> **Short task**: Transcribe every entry word for word, leaving out all images.

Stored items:
--

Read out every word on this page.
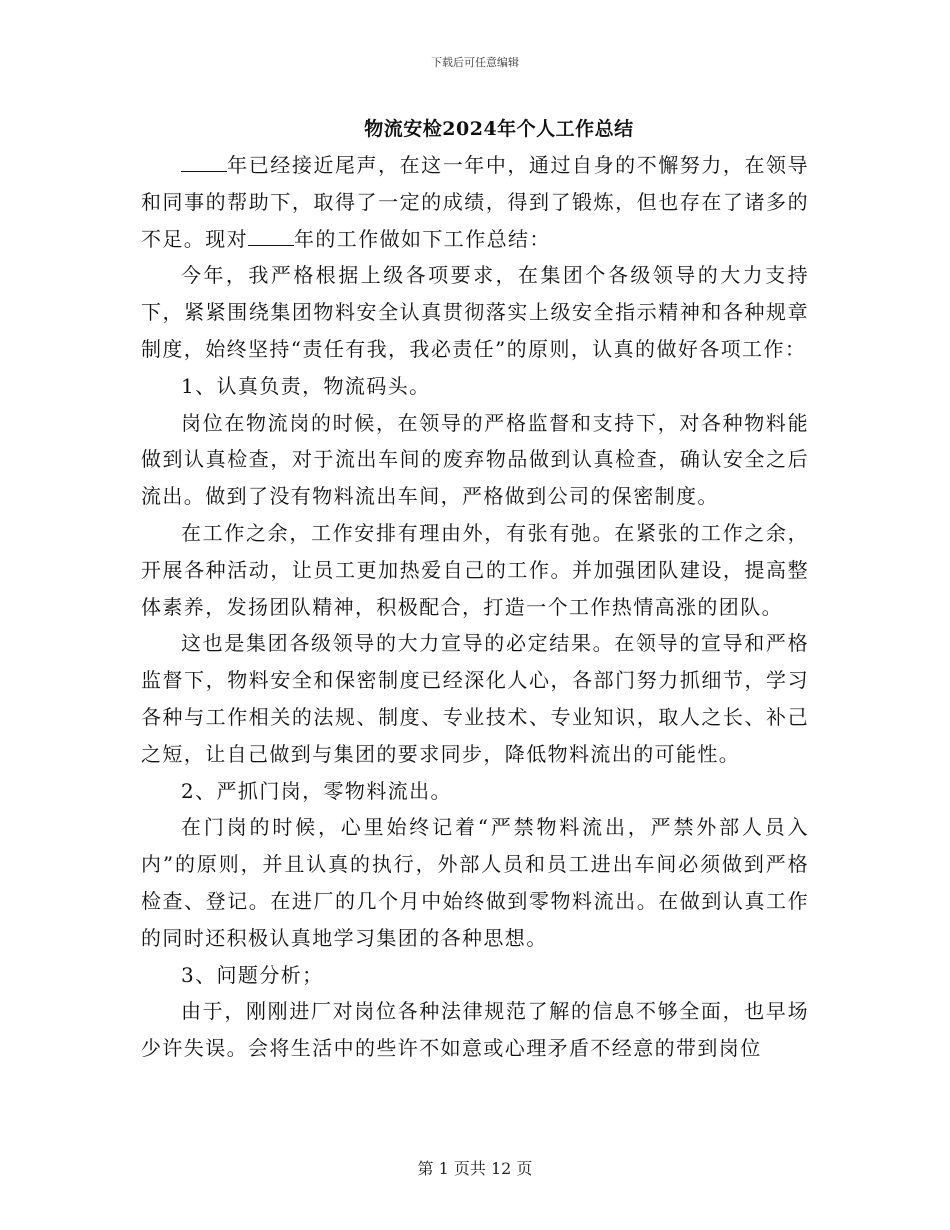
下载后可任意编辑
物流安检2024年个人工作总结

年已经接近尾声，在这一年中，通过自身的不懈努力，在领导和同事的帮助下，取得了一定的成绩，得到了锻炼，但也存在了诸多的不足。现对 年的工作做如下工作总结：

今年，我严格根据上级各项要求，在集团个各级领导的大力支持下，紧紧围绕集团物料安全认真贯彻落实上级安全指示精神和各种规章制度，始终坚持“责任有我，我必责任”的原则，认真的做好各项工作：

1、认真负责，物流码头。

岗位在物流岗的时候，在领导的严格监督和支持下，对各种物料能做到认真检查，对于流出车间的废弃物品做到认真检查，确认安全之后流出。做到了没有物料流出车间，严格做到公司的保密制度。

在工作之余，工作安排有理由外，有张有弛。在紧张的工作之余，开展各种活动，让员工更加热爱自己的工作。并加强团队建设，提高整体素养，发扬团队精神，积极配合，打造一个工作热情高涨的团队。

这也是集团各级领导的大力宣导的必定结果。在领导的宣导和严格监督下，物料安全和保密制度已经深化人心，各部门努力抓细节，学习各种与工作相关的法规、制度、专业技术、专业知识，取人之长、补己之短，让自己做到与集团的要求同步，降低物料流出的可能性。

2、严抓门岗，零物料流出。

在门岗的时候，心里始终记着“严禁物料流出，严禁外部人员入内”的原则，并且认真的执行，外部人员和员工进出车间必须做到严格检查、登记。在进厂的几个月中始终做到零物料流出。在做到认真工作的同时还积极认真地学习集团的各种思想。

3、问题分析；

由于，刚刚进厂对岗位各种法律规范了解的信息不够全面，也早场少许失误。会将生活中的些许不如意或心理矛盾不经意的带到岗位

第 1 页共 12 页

--

> **Full output**:
Read out every word on this page.
下载后可任意编辑
物流安检2024年个人工作总结

年已经接近尾声，在这一年中，通过自身的不懈努力，在领导和同事的帮助下，取得了一定的成绩，得到了锻炼，但也存在了诸多的不足。现对 年的工作做如下工作总结：

今年，我严格根据上级各项要求，在集团个各级领导的大力支持下，紧紧围绕集团物料安全认真贯彻落实上级安全指示精神和各种规章制度，始终坚持“责任有我，我必责任”的原则，认真的做好各项工作：

1、认真负责，物流码头。

岗位在物流岗的时候，在领导的严格监督和支持下，对各种物料能做到认真检查，对于流出车间的废弃物品做到认真检查，确认安全之后流出。做到了没有物料流出车间，严格做到公司的保密制度。

在工作之余，工作安排有理由外，有张有弛。在紧张的工作之余，开展各种活动，让员工更加热爱自己的工作。并加强团队建设，提高整体素养，发扬团队精神，积极配合，打造一个工作热情高涨的团队。

这也是集团各级领导的大力宣导的必定结果。在领导的宣导和严格监督下，物料安全和保密制度已经深化人心，各部门努力抓细节，学习各种与工作相关的法规、制度、专业技术、专业知识，取人之长、补己之短，让自己做到与集团的要求同步，降低物料流出的可能性。

2、严抓门岗，零物料流出。

在门岗的时候，心里始终记着“严禁物料流出，严禁外部人员入内”的原则，并且认真的执行，外部人员和员工进出车间必须做到严格检查、登记。在进厂的几个月中始终做到零物料流出。在做到认真工作的同时还积极认真地学习集团的各种思想。

3、问题分析；

由于，刚刚进厂对岗位各种法律规范了解的信息不够全面，也早场少许失误。会将生活中的些许不如意或心理矛盾不经意的带到岗位

第 1 页共 12 页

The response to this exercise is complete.